RECORDS FOR PROCESSING:
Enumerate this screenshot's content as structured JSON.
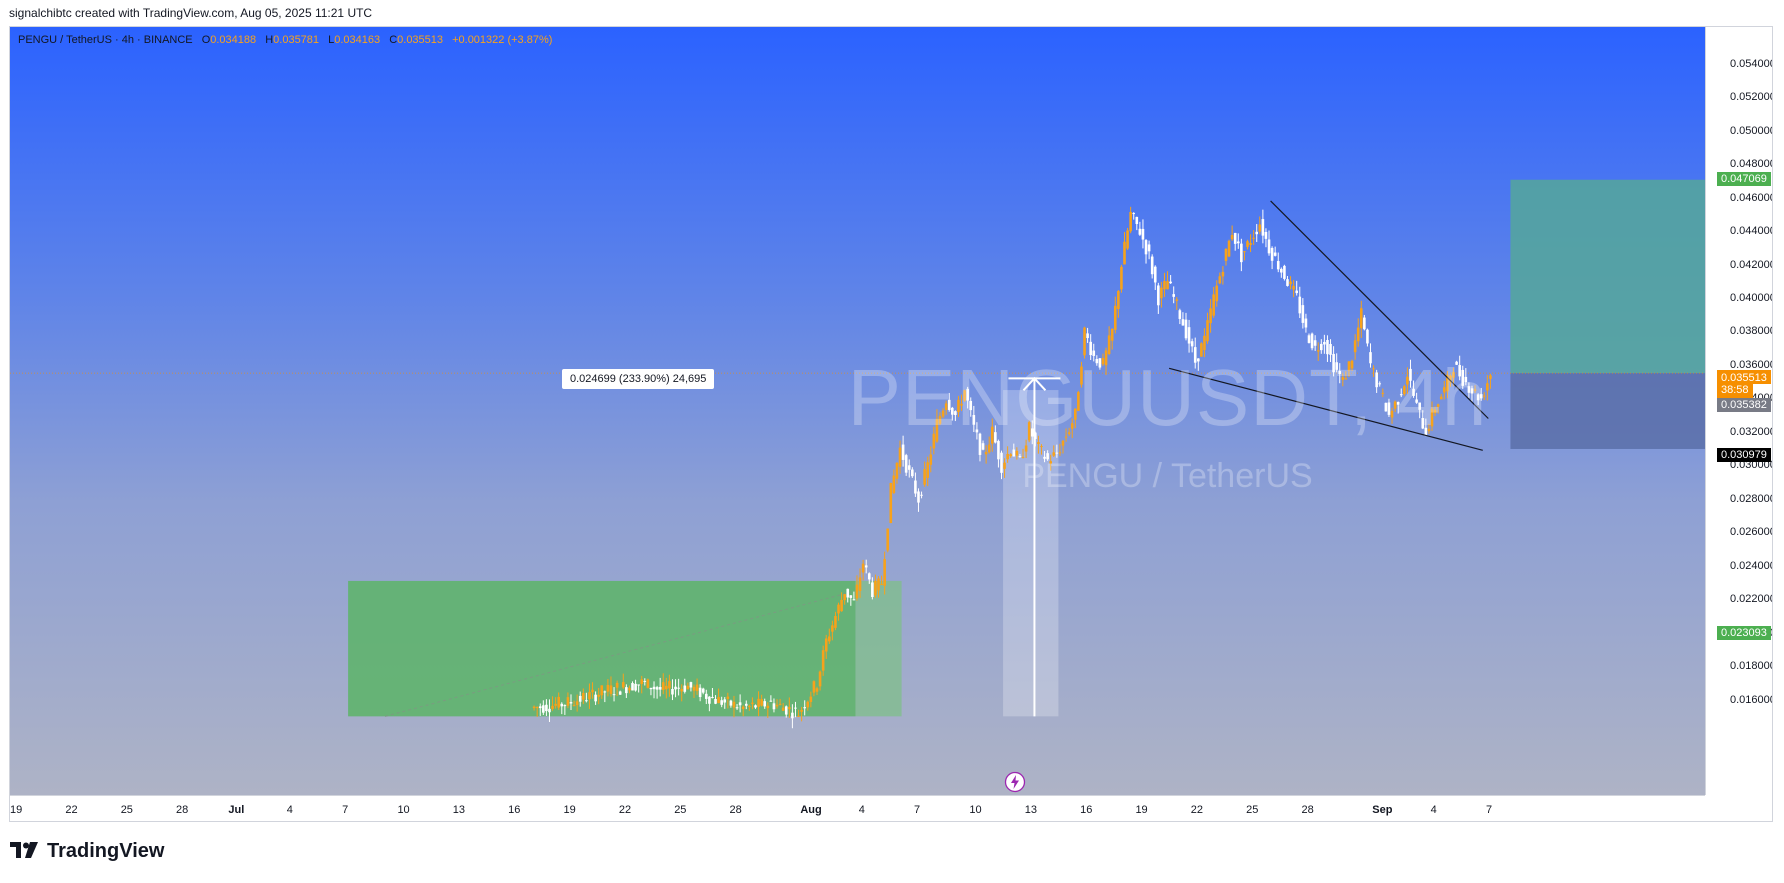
{
  "header": {
    "caption": "signalchibtc created with TradingView.com, Aug 05, 2025 11:21 UTC"
  },
  "legend": {
    "symbol": "PENGU / TetherUS · 4h · BINANCE",
    "o_label": "O",
    "o": "0.034188",
    "h_label": "H",
    "h": "0.035781",
    "l_label": "L",
    "l": "0.034163",
    "c_label": "C",
    "c": "0.035513",
    "change": "+0.001322 (+3.87%)"
  },
  "watermark": {
    "main": "PENGUUSDT, 4h",
    "sub": "PENGU / TetherUS"
  },
  "measure": {
    "label": "0.024699 (233.90%) 24,695"
  },
  "price_badges": {
    "target": "0.047069",
    "current": "0.035513",
    "countdown": "38:58",
    "prev": "0.035382",
    "stop": "0.030979",
    "lower": "0.023093"
  },
  "colors": {
    "candle_up": "#f7a21b",
    "candle_down": "#ffffff",
    "target_zone": "#55a79a",
    "stop_zone": "#5a6ea8",
    "accumulation_zone": "#5cb467",
    "badge_green": "#4caf50",
    "badge_orange": "#f68f00",
    "badge_gray": "#787b86",
    "badge_black": "#000000"
  },
  "logo": {
    "text": "TradingView",
    "icon": "tradingview-logo-icon"
  },
  "chart_data": {
    "type": "candlestick",
    "title": "",
    "ylim": [
      0.0153,
      0.0553
    ],
    "y_ticks": [
      "0.016000",
      "0.018000",
      "0.020000",
      "0.022000",
      "0.024000",
      "0.026000",
      "0.028000",
      "0.030000",
      "0.032000",
      "0.034000",
      "0.036000",
      "0.038000",
      "0.040000",
      "0.042000",
      "0.044000",
      "0.046000",
      "0.048000",
      "0.050000",
      "0.052000",
      "0.054000"
    ],
    "x_ticks": [
      "19",
      "22",
      "25",
      "28",
      "Jul",
      "4",
      "7",
      "10",
      "13",
      "16",
      "19",
      "22",
      "25",
      "28",
      "Aug",
      "4",
      "7",
      "10",
      "13",
      "16",
      "19",
      "22",
      "25",
      "28",
      "Sep",
      "4",
      "7"
    ],
    "close_path": [
      {
        "day": 28.0,
        "price": 0.0155
      },
      {
        "day": 30.0,
        "price": 0.0158
      },
      {
        "day": 32.0,
        "price": 0.0165
      },
      {
        "day": 34.0,
        "price": 0.017
      },
      {
        "day": 35.0,
        "price": 0.0166
      },
      {
        "day": 36.5,
        "price": 0.0168
      },
      {
        "day": 38.0,
        "price": 0.016
      },
      {
        "day": 39.5,
        "price": 0.0155
      },
      {
        "day": 41.0,
        "price": 0.0158
      },
      {
        "day": 42.5,
        "price": 0.0152
      },
      {
        "day": 43.5,
        "price": 0.017
      },
      {
        "day": 44.0,
        "price": 0.0195
      },
      {
        "day": 44.5,
        "price": 0.021
      },
      {
        "day": 45.0,
        "price": 0.0225
      },
      {
        "day": 45.5,
        "price": 0.0218
      },
      {
        "day": 46.0,
        "price": 0.0242
      },
      {
        "day": 46.5,
        "price": 0.0225
      },
      {
        "day": 47.0,
        "price": 0.023
      },
      {
        "day": 47.5,
        "price": 0.0285
      },
      {
        "day": 48.0,
        "price": 0.031
      },
      {
        "day": 48.5,
        "price": 0.0295
      },
      {
        "day": 49.0,
        "price": 0.028
      },
      {
        "day": 49.5,
        "price": 0.03
      },
      {
        "day": 50.0,
        "price": 0.0325
      },
      {
        "day": 50.5,
        "price": 0.034
      },
      {
        "day": 51.0,
        "price": 0.033
      },
      {
        "day": 51.5,
        "price": 0.0345
      },
      {
        "day": 52.0,
        "price": 0.0322
      },
      {
        "day": 52.5,
        "price": 0.0305
      },
      {
        "day": 53.0,
        "price": 0.032
      },
      {
        "day": 53.5,
        "price": 0.03
      },
      {
        "day": 54.0,
        "price": 0.031
      },
      {
        "day": 54.5,
        "price": 0.0302
      },
      {
        "day": 55.0,
        "price": 0.0322
      },
      {
        "day": 55.5,
        "price": 0.031
      },
      {
        "day": 56.0,
        "price": 0.0303
      },
      {
        "day": 56.5,
        "price": 0.0307
      },
      {
        "day": 57.0,
        "price": 0.0318
      },
      {
        "day": 57.5,
        "price": 0.033
      },
      {
        "day": 58.0,
        "price": 0.038
      },
      {
        "day": 58.5,
        "price": 0.0365
      },
      {
        "day": 59.0,
        "price": 0.036
      },
      {
        "day": 59.5,
        "price": 0.038
      },
      {
        "day": 60.0,
        "price": 0.042
      },
      {
        "day": 60.5,
        "price": 0.045
      },
      {
        "day": 61.0,
        "price": 0.044
      },
      {
        "day": 61.5,
        "price": 0.0425
      },
      {
        "day": 62.0,
        "price": 0.04
      },
      {
        "day": 62.5,
        "price": 0.041
      },
      {
        "day": 63.0,
        "price": 0.0395
      },
      {
        "day": 63.5,
        "price": 0.038
      },
      {
        "day": 64.0,
        "price": 0.0362
      },
      {
        "day": 64.5,
        "price": 0.0375
      },
      {
        "day": 65.0,
        "price": 0.04
      },
      {
        "day": 65.5,
        "price": 0.042
      },
      {
        "day": 66.0,
        "price": 0.044
      },
      {
        "day": 66.5,
        "price": 0.0425
      },
      {
        "day": 67.0,
        "price": 0.0435
      },
      {
        "day": 67.5,
        "price": 0.0445
      },
      {
        "day": 68.0,
        "price": 0.043
      },
      {
        "day": 68.5,
        "price": 0.042
      },
      {
        "day": 69.0,
        "price": 0.041
      },
      {
        "day": 69.5,
        "price": 0.04
      },
      {
        "day": 70.0,
        "price": 0.038
      },
      {
        "day": 70.5,
        "price": 0.037
      },
      {
        "day": 71.0,
        "price": 0.0375
      },
      {
        "day": 71.5,
        "price": 0.036
      },
      {
        "day": 72.0,
        "price": 0.035
      },
      {
        "day": 72.5,
        "price": 0.0365
      },
      {
        "day": 73.0,
        "price": 0.039
      },
      {
        "day": 73.5,
        "price": 0.036
      },
      {
        "day": 74.0,
        "price": 0.0345
      },
      {
        "day": 74.5,
        "price": 0.033
      },
      {
        "day": 75.0,
        "price": 0.034
      },
      {
        "day": 75.5,
        "price": 0.0355
      },
      {
        "day": 76.0,
        "price": 0.0335
      },
      {
        "day": 76.5,
        "price": 0.032
      },
      {
        "day": 77.0,
        "price": 0.0335
      },
      {
        "day": 77.5,
        "price": 0.0345
      },
      {
        "day": 78.0,
        "price": 0.036
      },
      {
        "day": 78.5,
        "price": 0.0352
      },
      {
        "day": 79.0,
        "price": 0.0345
      },
      {
        "day": 79.5,
        "price": 0.034
      },
      {
        "day": 80.0,
        "price": 0.0355
      }
    ],
    "drawings": {
      "wedge_upper": [
        {
          "day": 68.0,
          "price": 0.0458
        },
        {
          "day": 79.8,
          "price": 0.0328
        }
      ],
      "wedge_lower": [
        {
          "day": 62.5,
          "price": 0.0358
        },
        {
          "day": 79.5,
          "price": 0.0309
        }
      ],
      "target_zone": {
        "day_start": 81.0,
        "day_end": 101.5,
        "top": 0.047069,
        "bottom": 0.035513
      },
      "stop_zone": {
        "day_start": 81.0,
        "day_end": 101.5,
        "top": 0.035513,
        "bottom": 0.030979
      },
      "accumulation_zone": {
        "day_start": 18.0,
        "day_end": 45.5,
        "top": 0.023093,
        "bottom": 0.015
      },
      "accumulation_zone_light": {
        "day_start": 45.5,
        "day_end": 48.0,
        "top": 0.023093,
        "bottom": 0.015
      },
      "measure_column": {
        "day_start": 53.5,
        "day_end": 56.5,
        "top": 0.0345,
        "bottom": 0.015
      },
      "measure_arrow": {
        "day": 55.2,
        "from": 0.015,
        "to": 0.0352
      }
    }
  }
}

PROBLEM TO SOLVE: Filter the entries down to the lines with the word "TetherUS" in them.

CORRECT RESPONSE:
    "symbol": "PENGU / TetherUS · 4h · BINANCE",
    "sub": "PENGU / TetherUS"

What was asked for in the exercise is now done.